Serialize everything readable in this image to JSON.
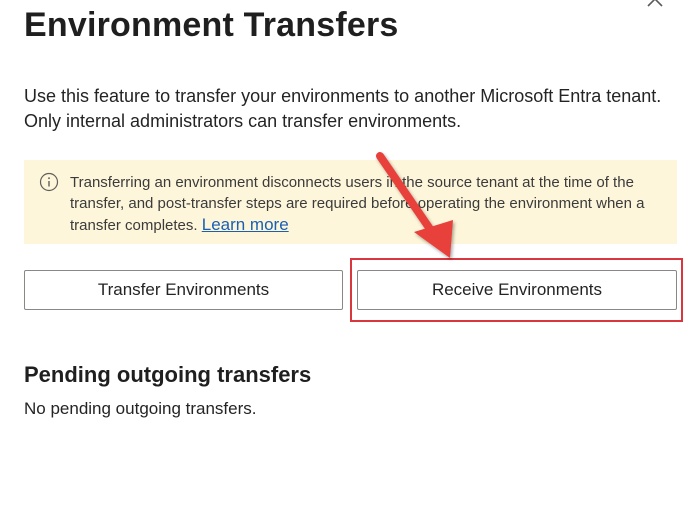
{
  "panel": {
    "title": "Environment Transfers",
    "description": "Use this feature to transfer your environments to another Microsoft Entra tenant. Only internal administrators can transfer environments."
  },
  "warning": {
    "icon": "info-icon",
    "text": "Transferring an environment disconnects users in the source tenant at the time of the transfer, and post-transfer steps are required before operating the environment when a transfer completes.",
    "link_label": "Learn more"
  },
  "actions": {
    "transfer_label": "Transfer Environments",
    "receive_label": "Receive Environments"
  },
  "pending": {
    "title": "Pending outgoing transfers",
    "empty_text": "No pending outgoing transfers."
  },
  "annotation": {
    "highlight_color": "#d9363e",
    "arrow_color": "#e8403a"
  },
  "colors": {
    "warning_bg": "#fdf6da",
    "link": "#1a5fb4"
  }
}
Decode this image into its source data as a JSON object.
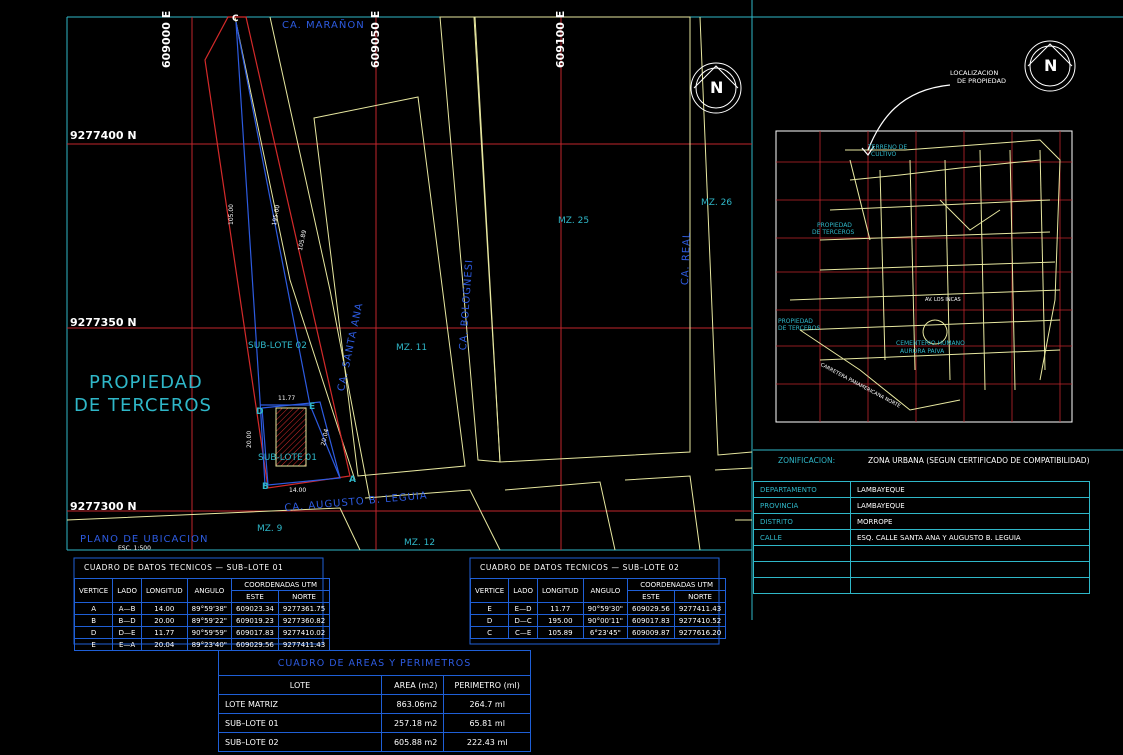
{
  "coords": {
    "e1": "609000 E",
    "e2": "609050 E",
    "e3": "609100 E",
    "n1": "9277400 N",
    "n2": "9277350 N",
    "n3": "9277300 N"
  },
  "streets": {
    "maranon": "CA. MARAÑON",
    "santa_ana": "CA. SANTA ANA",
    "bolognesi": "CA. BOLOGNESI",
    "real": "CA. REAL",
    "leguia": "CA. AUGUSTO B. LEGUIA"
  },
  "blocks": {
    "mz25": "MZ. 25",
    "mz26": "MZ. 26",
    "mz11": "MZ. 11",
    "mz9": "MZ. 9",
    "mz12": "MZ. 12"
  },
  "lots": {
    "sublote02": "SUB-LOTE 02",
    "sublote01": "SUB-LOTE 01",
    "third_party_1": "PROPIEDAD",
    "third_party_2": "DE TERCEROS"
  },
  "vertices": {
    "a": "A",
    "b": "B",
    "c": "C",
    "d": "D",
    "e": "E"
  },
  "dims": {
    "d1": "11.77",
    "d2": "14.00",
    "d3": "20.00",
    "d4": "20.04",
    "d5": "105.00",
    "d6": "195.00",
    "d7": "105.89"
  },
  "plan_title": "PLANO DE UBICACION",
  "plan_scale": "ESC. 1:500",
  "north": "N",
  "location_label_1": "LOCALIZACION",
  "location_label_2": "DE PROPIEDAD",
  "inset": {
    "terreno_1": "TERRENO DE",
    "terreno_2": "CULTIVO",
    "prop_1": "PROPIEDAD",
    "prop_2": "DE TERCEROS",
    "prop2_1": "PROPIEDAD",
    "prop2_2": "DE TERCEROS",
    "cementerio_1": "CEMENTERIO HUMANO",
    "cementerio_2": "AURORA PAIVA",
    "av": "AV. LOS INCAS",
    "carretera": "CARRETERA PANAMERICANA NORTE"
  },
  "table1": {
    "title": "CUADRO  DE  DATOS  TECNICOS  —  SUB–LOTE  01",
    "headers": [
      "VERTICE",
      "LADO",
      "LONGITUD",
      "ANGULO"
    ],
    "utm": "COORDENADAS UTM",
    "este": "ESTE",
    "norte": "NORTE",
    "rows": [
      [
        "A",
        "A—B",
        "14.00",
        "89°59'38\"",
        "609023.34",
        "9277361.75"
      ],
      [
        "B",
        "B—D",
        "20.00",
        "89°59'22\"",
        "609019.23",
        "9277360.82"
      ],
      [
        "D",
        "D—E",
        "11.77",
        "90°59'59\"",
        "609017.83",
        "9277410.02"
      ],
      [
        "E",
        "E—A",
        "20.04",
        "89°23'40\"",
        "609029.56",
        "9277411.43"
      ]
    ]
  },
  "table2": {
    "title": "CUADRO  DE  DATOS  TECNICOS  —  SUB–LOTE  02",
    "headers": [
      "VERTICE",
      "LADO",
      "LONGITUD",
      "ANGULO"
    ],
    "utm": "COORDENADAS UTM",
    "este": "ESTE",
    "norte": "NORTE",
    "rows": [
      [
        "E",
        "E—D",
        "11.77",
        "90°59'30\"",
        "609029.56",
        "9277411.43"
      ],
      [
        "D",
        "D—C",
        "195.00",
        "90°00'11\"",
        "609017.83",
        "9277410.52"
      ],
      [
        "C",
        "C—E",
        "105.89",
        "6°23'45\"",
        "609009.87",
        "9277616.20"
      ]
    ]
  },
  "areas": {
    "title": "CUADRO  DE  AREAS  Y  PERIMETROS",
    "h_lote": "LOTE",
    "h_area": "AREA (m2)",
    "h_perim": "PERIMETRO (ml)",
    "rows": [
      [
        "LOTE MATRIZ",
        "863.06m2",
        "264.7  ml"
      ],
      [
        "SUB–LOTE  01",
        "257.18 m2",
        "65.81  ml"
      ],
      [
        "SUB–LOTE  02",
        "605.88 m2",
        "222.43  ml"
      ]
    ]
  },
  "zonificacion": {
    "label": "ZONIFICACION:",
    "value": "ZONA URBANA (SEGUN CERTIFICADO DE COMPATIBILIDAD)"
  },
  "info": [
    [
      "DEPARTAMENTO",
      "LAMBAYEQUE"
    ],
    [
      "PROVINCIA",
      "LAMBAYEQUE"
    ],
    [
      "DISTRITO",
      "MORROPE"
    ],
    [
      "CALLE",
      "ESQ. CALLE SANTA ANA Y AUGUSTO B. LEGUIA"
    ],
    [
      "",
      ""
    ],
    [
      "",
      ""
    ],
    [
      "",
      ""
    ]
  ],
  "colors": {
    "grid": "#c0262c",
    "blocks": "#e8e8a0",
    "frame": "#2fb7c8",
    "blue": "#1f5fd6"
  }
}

...

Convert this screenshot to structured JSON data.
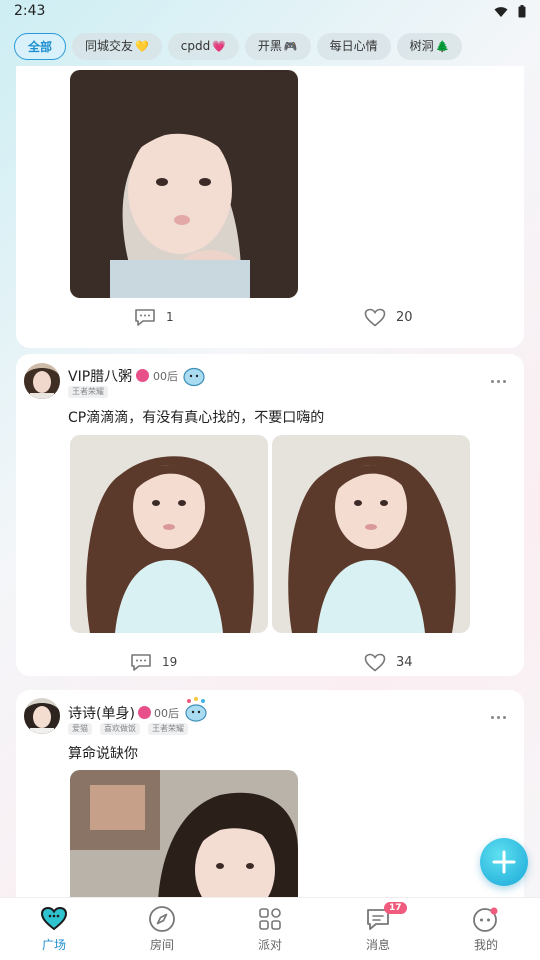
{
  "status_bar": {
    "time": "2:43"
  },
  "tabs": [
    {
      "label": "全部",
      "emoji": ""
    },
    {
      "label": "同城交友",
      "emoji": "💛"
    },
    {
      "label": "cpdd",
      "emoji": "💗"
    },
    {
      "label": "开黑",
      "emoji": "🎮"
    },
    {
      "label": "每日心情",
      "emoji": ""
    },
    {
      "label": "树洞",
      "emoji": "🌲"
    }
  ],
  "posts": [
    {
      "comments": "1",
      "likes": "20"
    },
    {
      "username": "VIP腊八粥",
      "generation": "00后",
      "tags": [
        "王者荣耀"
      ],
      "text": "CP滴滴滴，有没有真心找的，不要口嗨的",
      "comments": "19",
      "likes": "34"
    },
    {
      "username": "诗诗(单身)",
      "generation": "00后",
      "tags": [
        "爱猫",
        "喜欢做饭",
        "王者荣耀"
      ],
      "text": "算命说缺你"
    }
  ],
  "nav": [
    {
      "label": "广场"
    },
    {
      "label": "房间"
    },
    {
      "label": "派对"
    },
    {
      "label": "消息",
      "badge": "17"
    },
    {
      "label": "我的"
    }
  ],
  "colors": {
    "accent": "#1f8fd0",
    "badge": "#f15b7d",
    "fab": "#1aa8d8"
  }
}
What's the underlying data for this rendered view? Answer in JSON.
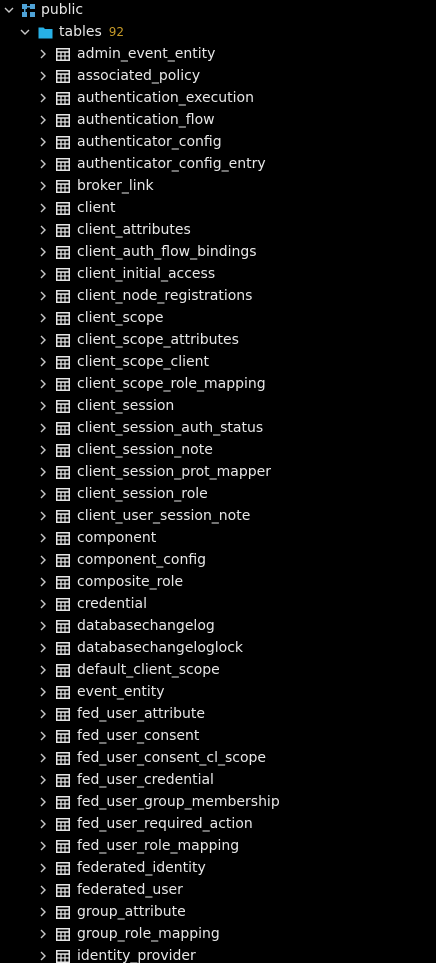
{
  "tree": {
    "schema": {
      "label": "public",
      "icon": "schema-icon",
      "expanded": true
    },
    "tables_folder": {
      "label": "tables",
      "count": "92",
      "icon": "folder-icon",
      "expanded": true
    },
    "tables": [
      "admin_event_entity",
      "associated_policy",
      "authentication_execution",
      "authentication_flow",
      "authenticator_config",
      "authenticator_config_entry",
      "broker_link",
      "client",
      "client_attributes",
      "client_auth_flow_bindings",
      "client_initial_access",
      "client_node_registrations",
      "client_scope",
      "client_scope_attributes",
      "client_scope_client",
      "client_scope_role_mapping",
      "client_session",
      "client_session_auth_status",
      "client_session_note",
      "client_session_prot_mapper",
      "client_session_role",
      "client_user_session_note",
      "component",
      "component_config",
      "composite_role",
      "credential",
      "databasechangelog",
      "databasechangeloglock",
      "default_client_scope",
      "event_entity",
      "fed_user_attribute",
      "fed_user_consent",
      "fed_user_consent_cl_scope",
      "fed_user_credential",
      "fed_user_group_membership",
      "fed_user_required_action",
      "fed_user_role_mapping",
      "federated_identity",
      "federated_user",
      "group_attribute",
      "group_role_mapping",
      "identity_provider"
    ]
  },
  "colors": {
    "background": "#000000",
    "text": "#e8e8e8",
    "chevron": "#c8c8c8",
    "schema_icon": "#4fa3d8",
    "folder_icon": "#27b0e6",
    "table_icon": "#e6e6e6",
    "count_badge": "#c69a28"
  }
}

==

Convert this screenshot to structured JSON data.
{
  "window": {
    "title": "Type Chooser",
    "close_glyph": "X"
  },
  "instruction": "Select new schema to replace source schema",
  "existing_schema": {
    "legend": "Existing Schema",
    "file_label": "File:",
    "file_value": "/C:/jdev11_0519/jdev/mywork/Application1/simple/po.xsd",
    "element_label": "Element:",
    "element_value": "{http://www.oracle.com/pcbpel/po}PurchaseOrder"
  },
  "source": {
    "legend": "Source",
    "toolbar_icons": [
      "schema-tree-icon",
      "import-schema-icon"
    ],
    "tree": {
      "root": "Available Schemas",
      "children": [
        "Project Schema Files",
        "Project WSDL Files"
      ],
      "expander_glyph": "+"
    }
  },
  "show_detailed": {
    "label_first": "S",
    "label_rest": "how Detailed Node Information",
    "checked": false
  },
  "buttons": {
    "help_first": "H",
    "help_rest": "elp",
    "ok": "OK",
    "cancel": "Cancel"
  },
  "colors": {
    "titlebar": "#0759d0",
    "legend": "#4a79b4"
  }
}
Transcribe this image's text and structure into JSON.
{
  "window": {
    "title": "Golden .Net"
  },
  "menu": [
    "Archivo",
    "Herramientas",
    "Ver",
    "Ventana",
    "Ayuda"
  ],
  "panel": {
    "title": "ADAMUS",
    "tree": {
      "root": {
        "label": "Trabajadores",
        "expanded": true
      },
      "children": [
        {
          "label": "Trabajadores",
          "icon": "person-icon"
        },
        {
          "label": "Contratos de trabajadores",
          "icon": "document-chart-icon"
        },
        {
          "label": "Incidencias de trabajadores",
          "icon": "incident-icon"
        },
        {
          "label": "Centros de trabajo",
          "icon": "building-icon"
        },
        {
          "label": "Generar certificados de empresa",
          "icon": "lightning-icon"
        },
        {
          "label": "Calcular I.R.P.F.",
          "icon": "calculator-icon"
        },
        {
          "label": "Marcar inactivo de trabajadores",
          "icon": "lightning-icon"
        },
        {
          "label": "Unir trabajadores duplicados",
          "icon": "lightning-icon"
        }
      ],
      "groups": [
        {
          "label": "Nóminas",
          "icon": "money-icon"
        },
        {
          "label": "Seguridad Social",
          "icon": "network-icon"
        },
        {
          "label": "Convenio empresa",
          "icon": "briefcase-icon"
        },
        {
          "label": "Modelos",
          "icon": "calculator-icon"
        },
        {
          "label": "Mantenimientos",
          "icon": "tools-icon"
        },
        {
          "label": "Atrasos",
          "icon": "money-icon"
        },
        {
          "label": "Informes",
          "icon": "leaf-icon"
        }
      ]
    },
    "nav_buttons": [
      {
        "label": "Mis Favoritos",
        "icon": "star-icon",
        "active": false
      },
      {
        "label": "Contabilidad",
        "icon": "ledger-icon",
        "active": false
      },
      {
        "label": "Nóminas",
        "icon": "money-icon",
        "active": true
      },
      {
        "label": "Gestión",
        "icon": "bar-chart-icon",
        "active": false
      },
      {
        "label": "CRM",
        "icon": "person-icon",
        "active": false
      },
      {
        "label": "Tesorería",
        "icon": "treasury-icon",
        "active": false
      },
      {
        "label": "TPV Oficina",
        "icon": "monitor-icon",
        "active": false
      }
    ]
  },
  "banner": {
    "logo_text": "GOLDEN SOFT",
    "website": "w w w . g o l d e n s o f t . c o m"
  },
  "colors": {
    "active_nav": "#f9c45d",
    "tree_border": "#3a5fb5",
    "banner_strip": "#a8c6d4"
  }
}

Brief >>
Show all lines from the records above where the word "AUGUSTO" occurs.

Answer below >>
    "leguia": "CA. AUGUSTO B. LEGUIA"
      "ESQ. CALLE SANTA ANA Y AUGUSTO B. LEGUIA"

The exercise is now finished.